▶ **Directive**
Report, as a bare number, how many lines contain the string "Water".

· · · ·

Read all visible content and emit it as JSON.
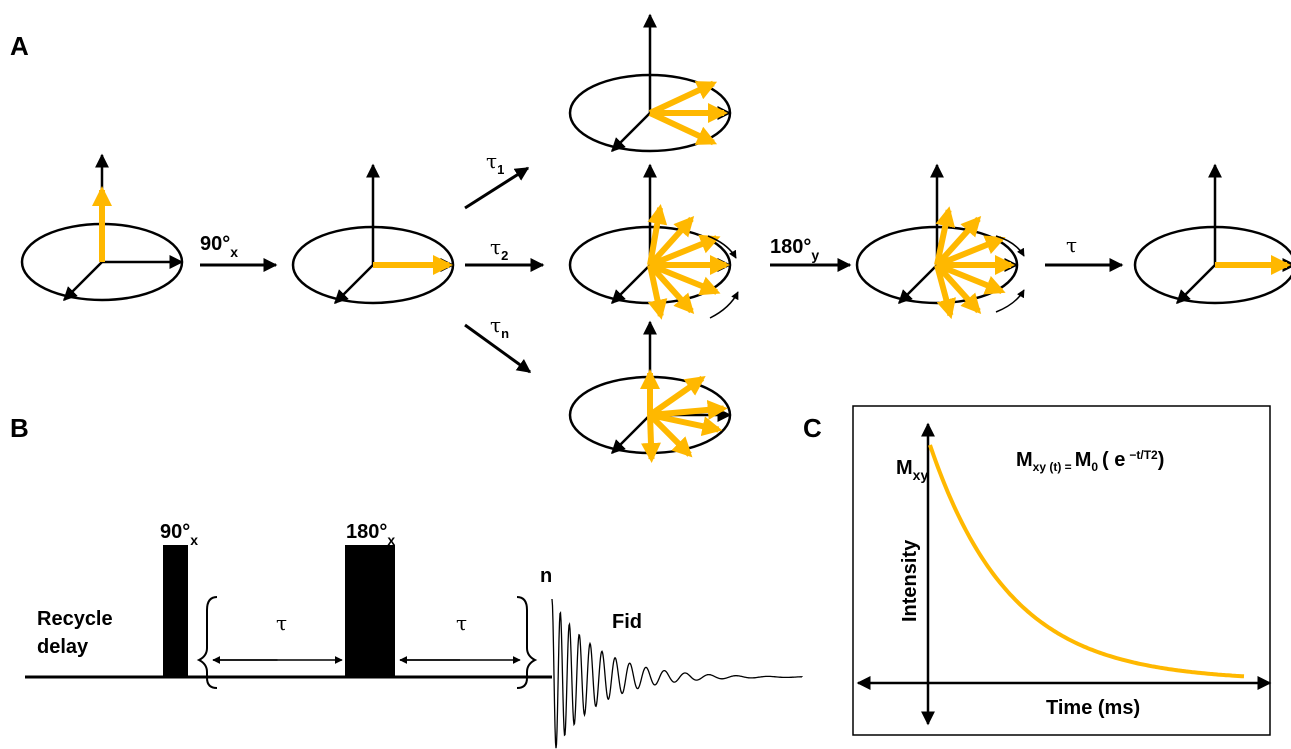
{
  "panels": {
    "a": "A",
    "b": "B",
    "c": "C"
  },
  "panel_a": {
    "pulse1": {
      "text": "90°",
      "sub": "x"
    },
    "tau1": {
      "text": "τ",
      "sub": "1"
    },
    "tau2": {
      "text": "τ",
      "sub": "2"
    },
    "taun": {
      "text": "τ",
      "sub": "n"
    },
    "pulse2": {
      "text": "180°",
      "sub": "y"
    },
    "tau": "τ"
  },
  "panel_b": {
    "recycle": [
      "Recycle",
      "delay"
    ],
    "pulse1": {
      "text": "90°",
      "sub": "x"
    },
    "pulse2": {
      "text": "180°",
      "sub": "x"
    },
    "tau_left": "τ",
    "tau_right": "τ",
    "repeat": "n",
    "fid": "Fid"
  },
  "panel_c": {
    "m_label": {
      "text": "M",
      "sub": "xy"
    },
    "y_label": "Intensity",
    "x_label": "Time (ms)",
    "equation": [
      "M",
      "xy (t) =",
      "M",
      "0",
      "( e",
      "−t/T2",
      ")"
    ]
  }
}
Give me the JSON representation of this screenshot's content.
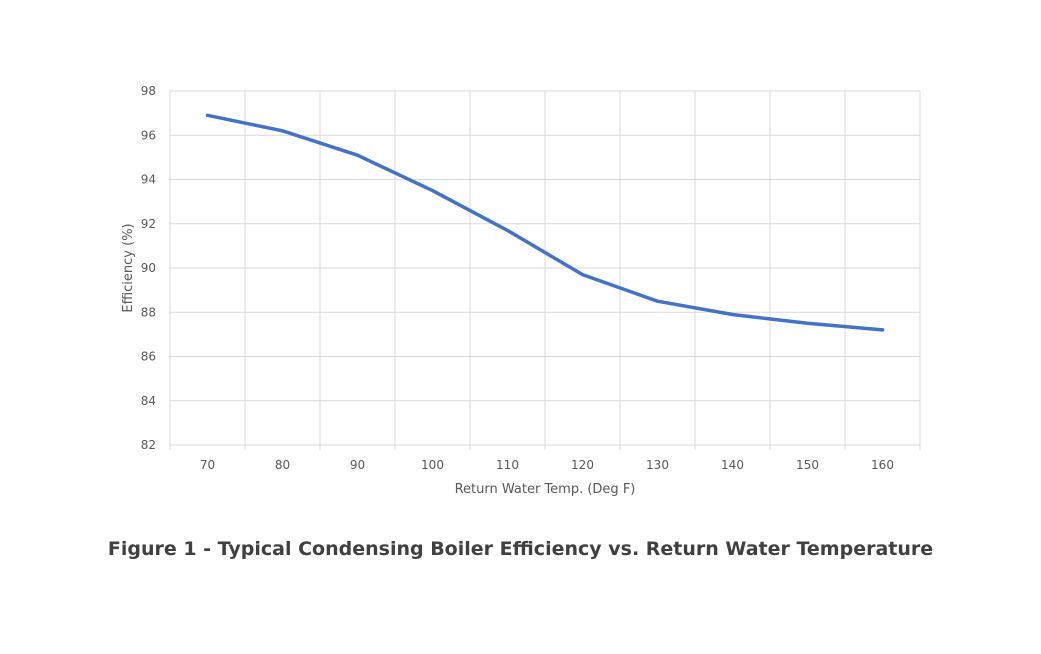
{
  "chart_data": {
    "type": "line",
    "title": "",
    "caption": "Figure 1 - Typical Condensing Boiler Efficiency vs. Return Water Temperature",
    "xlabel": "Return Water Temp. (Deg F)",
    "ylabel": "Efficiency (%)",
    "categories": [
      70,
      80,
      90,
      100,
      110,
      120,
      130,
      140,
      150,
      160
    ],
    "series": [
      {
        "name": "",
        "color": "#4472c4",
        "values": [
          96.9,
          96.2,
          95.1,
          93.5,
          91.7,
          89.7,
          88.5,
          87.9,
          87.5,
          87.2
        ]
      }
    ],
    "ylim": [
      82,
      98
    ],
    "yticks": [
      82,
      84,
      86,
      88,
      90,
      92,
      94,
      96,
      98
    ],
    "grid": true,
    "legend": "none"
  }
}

· · · ·

▶ **Solution for this exercise**
2